> Problem statement: Search the entries for the word "biografische" and pull out each line that has it.

(Dataset items)
↓↓↓

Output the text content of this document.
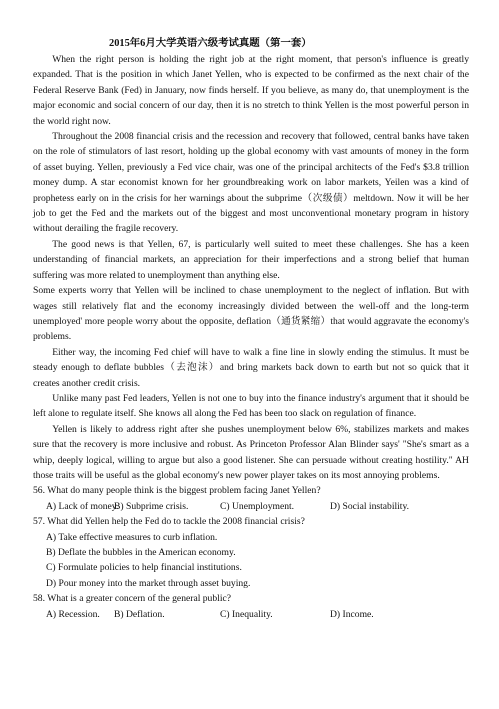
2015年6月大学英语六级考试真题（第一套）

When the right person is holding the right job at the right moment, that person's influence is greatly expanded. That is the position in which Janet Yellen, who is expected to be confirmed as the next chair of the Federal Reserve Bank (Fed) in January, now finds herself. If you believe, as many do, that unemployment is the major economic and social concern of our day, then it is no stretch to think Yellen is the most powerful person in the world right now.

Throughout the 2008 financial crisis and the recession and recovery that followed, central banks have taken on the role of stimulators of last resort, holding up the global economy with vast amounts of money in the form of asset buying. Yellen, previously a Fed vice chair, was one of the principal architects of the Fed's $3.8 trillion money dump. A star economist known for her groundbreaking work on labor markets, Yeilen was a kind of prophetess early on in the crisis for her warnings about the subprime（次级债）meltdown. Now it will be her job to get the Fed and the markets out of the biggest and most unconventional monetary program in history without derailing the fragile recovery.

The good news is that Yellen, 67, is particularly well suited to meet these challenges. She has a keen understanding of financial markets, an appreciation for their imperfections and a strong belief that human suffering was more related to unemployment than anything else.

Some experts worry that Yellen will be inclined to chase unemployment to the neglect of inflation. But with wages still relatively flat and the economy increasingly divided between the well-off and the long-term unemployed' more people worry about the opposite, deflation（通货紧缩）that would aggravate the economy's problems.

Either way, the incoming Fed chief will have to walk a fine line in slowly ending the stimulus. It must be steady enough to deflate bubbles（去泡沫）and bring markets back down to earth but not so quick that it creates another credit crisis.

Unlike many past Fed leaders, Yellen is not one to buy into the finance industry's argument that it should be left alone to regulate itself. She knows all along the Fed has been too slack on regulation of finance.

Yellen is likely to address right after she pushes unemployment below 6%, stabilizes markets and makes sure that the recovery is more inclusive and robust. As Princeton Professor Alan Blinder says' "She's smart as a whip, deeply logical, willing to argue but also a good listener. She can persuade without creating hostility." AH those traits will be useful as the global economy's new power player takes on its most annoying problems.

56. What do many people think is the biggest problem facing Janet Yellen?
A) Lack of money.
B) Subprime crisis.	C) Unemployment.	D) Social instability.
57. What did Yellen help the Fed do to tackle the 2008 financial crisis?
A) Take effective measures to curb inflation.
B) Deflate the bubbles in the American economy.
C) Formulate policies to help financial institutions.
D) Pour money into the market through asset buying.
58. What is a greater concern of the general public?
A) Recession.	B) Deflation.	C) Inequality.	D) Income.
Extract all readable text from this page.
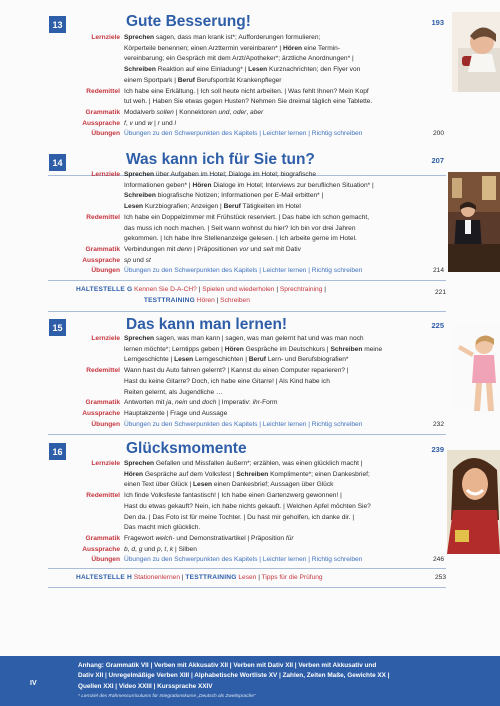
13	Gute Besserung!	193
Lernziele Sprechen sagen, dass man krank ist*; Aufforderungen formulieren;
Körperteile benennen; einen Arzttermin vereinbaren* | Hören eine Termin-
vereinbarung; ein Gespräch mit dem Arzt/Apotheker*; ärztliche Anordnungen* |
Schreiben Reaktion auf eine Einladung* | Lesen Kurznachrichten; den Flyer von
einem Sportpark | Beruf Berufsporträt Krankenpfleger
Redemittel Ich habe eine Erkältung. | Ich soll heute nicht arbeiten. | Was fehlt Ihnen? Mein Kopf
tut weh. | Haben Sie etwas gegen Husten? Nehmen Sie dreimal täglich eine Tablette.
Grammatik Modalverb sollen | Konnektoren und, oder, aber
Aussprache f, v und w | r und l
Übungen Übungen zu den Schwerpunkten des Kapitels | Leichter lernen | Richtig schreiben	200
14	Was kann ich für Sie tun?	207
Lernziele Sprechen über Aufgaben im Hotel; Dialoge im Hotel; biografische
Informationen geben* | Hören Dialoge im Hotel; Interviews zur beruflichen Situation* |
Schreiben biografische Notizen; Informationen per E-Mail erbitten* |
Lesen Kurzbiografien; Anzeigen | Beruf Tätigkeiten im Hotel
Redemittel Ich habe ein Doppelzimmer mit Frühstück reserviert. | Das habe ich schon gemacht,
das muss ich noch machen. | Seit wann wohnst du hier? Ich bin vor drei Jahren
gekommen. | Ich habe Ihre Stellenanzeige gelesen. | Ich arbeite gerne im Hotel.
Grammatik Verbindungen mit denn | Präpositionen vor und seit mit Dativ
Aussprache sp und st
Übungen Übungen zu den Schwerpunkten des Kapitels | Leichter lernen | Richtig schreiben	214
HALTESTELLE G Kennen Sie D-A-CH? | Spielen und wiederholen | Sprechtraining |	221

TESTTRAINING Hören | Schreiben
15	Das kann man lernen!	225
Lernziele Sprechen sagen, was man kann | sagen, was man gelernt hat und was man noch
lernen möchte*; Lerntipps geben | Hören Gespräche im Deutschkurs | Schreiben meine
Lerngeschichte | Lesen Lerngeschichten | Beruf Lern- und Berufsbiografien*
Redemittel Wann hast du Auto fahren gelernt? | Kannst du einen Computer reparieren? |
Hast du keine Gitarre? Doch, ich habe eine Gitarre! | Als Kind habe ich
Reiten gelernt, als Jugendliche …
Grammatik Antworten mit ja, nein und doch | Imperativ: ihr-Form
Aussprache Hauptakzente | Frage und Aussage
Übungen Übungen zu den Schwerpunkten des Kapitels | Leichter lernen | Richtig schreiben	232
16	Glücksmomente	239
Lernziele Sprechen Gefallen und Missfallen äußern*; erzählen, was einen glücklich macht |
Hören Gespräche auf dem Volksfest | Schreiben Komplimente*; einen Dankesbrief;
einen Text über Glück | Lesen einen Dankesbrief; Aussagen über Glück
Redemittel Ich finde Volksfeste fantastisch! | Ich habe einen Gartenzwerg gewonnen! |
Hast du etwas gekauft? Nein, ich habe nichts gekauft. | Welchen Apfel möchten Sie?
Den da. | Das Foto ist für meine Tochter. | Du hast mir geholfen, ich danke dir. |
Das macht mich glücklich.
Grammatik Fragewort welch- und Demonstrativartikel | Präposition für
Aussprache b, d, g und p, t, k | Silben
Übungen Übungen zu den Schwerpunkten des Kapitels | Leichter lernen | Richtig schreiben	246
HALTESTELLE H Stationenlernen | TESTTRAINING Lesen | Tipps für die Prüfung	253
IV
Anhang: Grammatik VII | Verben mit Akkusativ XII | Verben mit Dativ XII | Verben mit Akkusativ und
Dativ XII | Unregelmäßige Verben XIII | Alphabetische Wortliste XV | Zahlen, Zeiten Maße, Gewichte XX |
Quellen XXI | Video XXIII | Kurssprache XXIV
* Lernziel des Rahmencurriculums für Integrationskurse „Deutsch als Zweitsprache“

↑↑↑

> Solution to this exercise:
Lernziele Sprechen über Aufgaben im Hotel; Dialoge im Hotel; biografische
Schreiben biografische Notizen; Informationen per E-Mail erbitten* |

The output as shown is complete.